_Written request:_ Repeat every entry word for word, but leave the images out of your copy.
___ Given records ___
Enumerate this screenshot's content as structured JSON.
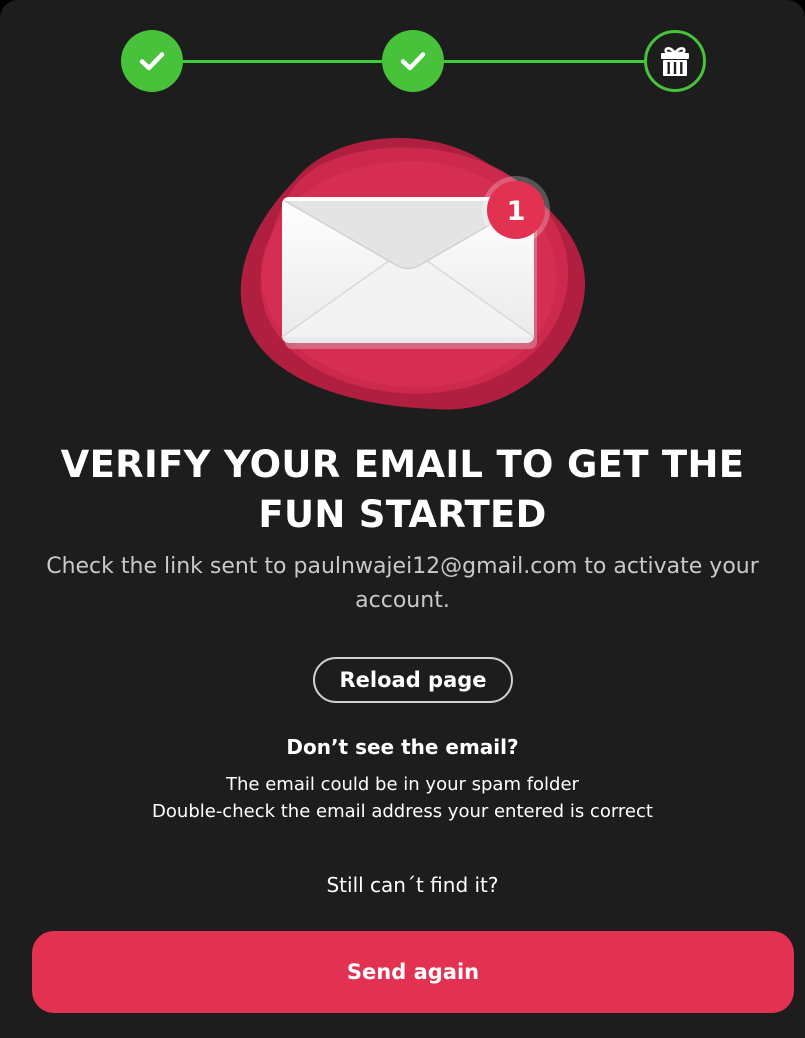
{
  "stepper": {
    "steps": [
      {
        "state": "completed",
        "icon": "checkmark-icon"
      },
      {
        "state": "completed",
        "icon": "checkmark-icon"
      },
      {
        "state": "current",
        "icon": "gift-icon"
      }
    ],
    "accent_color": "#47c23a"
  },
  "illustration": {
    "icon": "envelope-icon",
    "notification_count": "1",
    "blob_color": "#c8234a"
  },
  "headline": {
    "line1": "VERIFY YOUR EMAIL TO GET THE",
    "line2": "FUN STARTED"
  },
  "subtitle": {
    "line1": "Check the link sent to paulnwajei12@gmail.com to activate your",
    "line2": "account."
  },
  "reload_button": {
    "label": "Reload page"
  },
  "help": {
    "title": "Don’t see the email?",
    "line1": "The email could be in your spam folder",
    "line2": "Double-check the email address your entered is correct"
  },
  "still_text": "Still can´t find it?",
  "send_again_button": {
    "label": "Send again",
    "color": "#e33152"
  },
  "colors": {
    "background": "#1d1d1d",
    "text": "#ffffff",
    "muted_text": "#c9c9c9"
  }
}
___
_Completed exercise:_
Enumerate this screenshot's content as structured JSON.
{
  "stepper": {
    "steps": [
      {
        "state": "completed",
        "icon": "checkmark-icon"
      },
      {
        "state": "completed",
        "icon": "checkmark-icon"
      },
      {
        "state": "current",
        "icon": "gift-icon"
      }
    ],
    "accent_color": "#47c23a"
  },
  "illustration": {
    "icon": "envelope-icon",
    "notification_count": "1",
    "blob_color": "#c8234a"
  },
  "headline": {
    "line1": "VERIFY YOUR EMAIL TO GET THE",
    "line2": "FUN STARTED"
  },
  "subtitle": {
    "line1": "Check the link sent to paulnwajei12@gmail.com to activate your",
    "line2": "account."
  },
  "reload_button": {
    "label": "Reload page"
  },
  "help": {
    "title": "Don’t see the email?",
    "line1": "The email could be in your spam folder",
    "line2": "Double-check the email address your entered is correct"
  },
  "still_text": "Still can´t find it?",
  "send_again_button": {
    "label": "Send again",
    "color": "#e33152"
  },
  "colors": {
    "background": "#1d1d1d",
    "text": "#ffffff",
    "muted_text": "#c9c9c9"
  }
}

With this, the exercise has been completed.